§ **MATERIAL FOR THE TASK**:
** Begin **
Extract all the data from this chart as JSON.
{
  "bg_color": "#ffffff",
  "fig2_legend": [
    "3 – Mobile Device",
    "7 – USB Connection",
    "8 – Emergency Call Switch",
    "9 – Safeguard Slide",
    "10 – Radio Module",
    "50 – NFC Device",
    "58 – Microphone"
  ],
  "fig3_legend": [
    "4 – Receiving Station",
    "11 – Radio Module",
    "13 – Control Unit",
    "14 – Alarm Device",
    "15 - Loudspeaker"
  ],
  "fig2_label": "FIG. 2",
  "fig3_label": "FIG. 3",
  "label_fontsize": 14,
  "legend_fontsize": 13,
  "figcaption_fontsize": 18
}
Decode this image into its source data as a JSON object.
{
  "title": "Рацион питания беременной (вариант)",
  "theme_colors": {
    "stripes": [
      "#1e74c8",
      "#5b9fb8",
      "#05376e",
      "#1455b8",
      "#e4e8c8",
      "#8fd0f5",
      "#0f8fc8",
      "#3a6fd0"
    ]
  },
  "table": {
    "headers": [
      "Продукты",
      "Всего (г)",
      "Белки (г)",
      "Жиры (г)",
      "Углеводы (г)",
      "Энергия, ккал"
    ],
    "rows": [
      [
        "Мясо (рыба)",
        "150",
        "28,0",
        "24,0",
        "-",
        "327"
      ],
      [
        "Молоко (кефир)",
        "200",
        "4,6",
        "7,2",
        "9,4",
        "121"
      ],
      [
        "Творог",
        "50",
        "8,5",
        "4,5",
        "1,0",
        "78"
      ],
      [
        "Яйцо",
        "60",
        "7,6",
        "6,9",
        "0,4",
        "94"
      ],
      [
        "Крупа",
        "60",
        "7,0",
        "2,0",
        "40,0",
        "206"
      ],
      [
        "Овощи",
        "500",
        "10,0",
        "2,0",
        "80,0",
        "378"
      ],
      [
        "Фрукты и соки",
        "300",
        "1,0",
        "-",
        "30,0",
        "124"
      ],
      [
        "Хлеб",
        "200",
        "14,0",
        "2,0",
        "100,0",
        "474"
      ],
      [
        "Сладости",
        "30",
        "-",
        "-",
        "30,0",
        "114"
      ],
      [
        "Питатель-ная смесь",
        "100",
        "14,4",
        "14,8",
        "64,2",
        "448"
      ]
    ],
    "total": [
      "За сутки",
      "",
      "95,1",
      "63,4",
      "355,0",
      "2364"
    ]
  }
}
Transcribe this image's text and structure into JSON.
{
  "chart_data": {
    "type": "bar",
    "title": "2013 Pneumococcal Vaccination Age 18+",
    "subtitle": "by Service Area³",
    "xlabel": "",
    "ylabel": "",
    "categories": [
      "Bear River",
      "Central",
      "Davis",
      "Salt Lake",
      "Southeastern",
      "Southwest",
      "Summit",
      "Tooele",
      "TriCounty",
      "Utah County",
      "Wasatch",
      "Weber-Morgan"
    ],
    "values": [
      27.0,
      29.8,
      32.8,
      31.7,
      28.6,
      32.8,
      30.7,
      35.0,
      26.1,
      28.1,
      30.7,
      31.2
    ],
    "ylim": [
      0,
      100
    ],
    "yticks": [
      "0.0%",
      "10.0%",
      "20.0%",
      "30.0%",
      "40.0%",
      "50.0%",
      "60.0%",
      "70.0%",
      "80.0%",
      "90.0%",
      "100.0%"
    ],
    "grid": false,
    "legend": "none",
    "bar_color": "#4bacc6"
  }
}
** End **
§ **REQUEST**: Word for word, extract all the records.

§ **FINISHED EXERCISE**:
Extract all the data from this chart as JSON.
{
  "bg_color": "#ffffff",
  "fig2_legend": [
    "3 – Mobile Device",
    "7 – USB Connection",
    "8 – Emergency Call Switch",
    "9 – Safeguard Slide",
    "10 – Radio Module",
    "50 – NFC Device",
    "58 – Microphone"
  ],
  "fig3_legend": [
    "4 – Receiving Station",
    "11 – Radio Module",
    "13 – Control Unit",
    "14 – Alarm Device",
    "15 - Loudspeaker"
  ],
  "fig2_label": "FIG. 2",
  "fig3_label": "FIG. 3",
  "label_fontsize": 14,
  "legend_fontsize": 13,
  "figcaption_fontsize": 18
}
Decode this image into its source data as a JSON object.
{
  "title": "Рацион питания беременной (вариант)",
  "theme_colors": {
    "stripes": [
      "#1e74c8",
      "#5b9fb8",
      "#05376e",
      "#1455b8",
      "#e4e8c8",
      "#8fd0f5",
      "#0f8fc8",
      "#3a6fd0"
    ]
  },
  "table": {
    "headers": [
      "Продукты",
      "Всего (г)",
      "Белки (г)",
      "Жиры (г)",
      "Углеводы (г)",
      "Энергия, ккал"
    ],
    "rows": [
      [
        "Мясо (рыба)",
        "150",
        "28,0",
        "24,0",
        "-",
        "327"
      ],
      [
        "Молоко (кефир)",
        "200",
        "4,6",
        "7,2",
        "9,4",
        "121"
      ],
      [
        "Творог",
        "50",
        "8,5",
        "4,5",
        "1,0",
        "78"
      ],
      [
        "Яйцо",
        "60",
        "7,6",
        "6,9",
        "0,4",
        "94"
      ],
      [
        "Крупа",
        "60",
        "7,0",
        "2,0",
        "40,0",
        "206"
      ],
      [
        "Овощи",
        "500",
        "10,0",
        "2,0",
        "80,0",
        "378"
      ],
      [
        "Фрукты и соки",
        "300",
        "1,0",
        "-",
        "30,0",
        "124"
      ],
      [
        "Хлеб",
        "200",
        "14,0",
        "2,0",
        "100,0",
        "474"
      ],
      [
        "Сладости",
        "30",
        "-",
        "-",
        "30,0",
        "114"
      ],
      [
        "Питатель-ная смесь",
        "100",
        "14,4",
        "14,8",
        "64,2",
        "448"
      ]
    ],
    "total": [
      "За сутки",
      "",
      "95,1",
      "63,4",
      "355,0",
      "2364"
    ]
  }
}
Transcribe this image's text and structure into JSON.
{
  "chart_data": {
    "type": "bar",
    "title": "2013 Pneumococcal Vaccination Age 18+",
    "subtitle": "by Service Area³",
    "xlabel": "",
    "ylabel": "",
    "categories": [
      "Bear River",
      "Central",
      "Davis",
      "Salt Lake",
      "Southeastern",
      "Southwest",
      "Summit",
      "Tooele",
      "TriCounty",
      "Utah County",
      "Wasatch",
      "Weber-Morgan"
    ],
    "values": [
      27.0,
      29.8,
      32.8,
      31.7,
      28.6,
      32.8,
      30.7,
      35.0,
      26.1,
      28.1,
      30.7,
      31.2
    ],
    "ylim": [
      0,
      100
    ],
    "yticks": [
      "0.0%",
      "10.0%",
      "20.0%",
      "30.0%",
      "40.0%",
      "50.0%",
      "60.0%",
      "70.0%",
      "80.0%",
      "90.0%",
      "100.0%"
    ],
    "grid": false,
    "legend": "none",
    "bar_color": "#4bacc6"
  }
}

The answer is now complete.